INSTRUCTION: State how many lines include "Регіони", giving the number by itself.

PROVIDED INFORMATION:
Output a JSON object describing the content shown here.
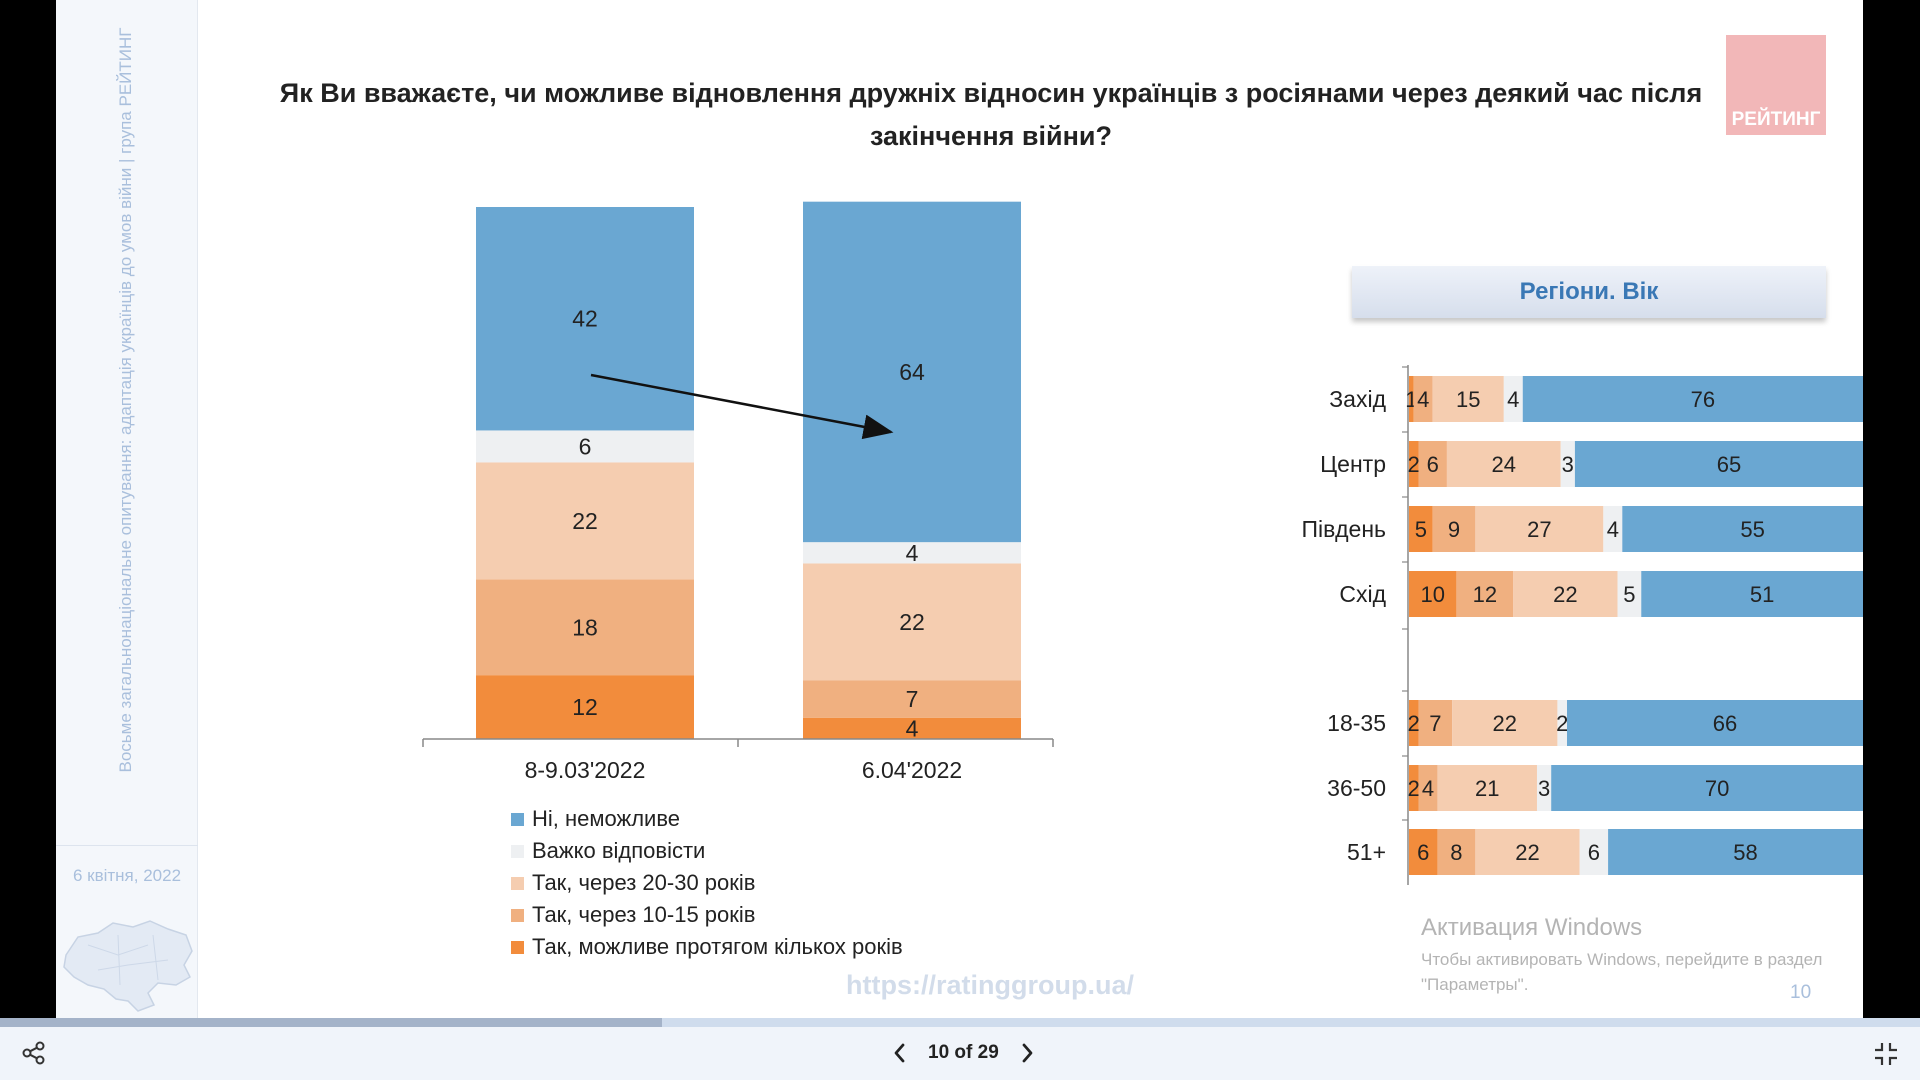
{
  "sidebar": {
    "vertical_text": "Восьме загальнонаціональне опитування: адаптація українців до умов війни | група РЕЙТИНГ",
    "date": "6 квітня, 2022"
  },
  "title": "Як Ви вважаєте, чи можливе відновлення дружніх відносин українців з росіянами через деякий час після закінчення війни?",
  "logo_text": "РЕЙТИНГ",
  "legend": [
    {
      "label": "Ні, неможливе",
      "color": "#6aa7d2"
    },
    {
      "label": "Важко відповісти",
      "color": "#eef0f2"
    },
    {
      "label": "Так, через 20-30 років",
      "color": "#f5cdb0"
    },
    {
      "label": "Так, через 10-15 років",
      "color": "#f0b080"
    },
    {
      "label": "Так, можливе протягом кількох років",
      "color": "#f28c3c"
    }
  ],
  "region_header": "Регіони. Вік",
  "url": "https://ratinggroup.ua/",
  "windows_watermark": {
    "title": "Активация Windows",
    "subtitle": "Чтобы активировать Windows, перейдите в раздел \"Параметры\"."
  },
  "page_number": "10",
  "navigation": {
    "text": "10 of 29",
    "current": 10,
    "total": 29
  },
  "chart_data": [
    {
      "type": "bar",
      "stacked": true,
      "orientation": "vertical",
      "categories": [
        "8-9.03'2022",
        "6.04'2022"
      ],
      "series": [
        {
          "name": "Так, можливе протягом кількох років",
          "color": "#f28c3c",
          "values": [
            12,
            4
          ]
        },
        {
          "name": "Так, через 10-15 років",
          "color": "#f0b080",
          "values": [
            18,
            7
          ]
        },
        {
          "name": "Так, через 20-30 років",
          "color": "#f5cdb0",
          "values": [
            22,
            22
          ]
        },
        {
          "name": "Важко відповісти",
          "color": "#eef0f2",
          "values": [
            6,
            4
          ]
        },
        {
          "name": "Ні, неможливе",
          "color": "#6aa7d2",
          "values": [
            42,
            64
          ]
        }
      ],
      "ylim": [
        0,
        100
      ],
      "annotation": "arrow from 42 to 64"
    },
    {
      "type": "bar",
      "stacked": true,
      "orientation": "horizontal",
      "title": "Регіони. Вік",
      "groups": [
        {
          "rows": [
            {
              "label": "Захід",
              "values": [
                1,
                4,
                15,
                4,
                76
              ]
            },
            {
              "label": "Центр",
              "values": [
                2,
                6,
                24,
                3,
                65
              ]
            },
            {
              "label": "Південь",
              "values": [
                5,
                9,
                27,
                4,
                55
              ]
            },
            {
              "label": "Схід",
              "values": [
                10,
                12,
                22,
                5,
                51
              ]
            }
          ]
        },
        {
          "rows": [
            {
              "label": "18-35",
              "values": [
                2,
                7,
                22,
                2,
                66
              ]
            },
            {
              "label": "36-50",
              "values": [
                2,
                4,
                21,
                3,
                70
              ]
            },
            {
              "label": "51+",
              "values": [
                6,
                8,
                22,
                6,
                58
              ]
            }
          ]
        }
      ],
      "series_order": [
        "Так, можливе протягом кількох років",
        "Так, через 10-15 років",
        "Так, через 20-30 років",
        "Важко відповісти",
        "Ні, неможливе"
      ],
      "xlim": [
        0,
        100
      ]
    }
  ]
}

...

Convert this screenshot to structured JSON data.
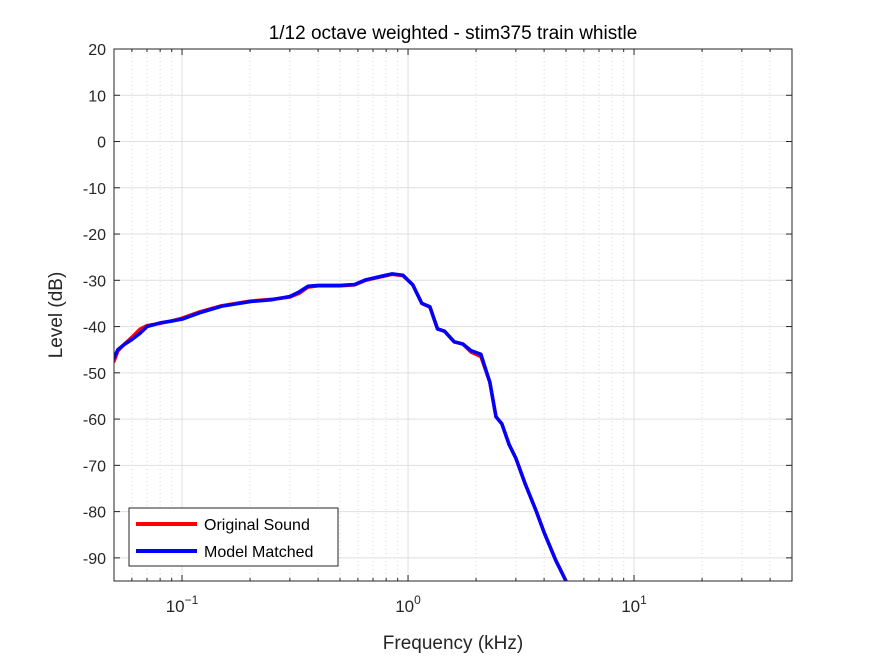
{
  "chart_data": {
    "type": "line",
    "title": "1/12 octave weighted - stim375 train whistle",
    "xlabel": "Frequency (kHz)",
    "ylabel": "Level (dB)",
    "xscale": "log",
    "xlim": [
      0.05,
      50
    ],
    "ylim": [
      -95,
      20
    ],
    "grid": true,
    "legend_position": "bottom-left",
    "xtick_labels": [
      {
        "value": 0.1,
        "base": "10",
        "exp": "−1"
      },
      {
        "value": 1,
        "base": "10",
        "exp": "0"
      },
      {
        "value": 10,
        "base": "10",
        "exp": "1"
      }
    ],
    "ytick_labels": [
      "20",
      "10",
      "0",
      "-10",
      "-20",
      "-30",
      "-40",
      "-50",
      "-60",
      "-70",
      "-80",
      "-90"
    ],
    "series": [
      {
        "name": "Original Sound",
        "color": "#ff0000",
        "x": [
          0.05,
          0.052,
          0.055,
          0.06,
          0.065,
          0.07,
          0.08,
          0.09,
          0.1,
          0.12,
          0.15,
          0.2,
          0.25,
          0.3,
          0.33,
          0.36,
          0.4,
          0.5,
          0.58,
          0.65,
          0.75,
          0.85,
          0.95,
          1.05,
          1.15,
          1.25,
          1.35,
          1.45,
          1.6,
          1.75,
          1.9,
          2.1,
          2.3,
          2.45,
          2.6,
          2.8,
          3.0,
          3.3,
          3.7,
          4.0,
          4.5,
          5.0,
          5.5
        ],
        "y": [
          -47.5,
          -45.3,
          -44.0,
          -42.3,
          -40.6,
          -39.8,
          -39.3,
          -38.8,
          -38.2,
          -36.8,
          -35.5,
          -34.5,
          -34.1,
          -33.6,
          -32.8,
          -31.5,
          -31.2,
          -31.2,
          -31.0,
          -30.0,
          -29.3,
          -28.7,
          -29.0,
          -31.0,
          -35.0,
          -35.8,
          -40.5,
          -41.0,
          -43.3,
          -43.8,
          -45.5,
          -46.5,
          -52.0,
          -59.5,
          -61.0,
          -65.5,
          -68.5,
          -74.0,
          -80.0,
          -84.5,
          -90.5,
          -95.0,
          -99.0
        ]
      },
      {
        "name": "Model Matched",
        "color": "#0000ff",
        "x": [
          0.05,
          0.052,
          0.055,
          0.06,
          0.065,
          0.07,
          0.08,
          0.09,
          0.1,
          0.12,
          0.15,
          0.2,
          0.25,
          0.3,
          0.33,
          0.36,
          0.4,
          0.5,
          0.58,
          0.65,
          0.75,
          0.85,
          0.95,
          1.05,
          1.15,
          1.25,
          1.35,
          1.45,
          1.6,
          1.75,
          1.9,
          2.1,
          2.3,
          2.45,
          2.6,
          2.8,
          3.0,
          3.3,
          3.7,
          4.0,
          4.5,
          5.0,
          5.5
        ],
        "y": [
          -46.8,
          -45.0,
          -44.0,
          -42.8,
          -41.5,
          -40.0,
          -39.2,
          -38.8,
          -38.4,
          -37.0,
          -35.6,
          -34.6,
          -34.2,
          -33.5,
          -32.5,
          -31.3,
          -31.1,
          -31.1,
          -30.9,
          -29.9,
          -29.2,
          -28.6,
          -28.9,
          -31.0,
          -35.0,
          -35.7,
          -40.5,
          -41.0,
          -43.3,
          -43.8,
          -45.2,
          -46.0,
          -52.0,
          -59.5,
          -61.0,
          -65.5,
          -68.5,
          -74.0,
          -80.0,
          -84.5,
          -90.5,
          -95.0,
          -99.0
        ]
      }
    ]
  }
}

EXERCISE SOLUTION: 2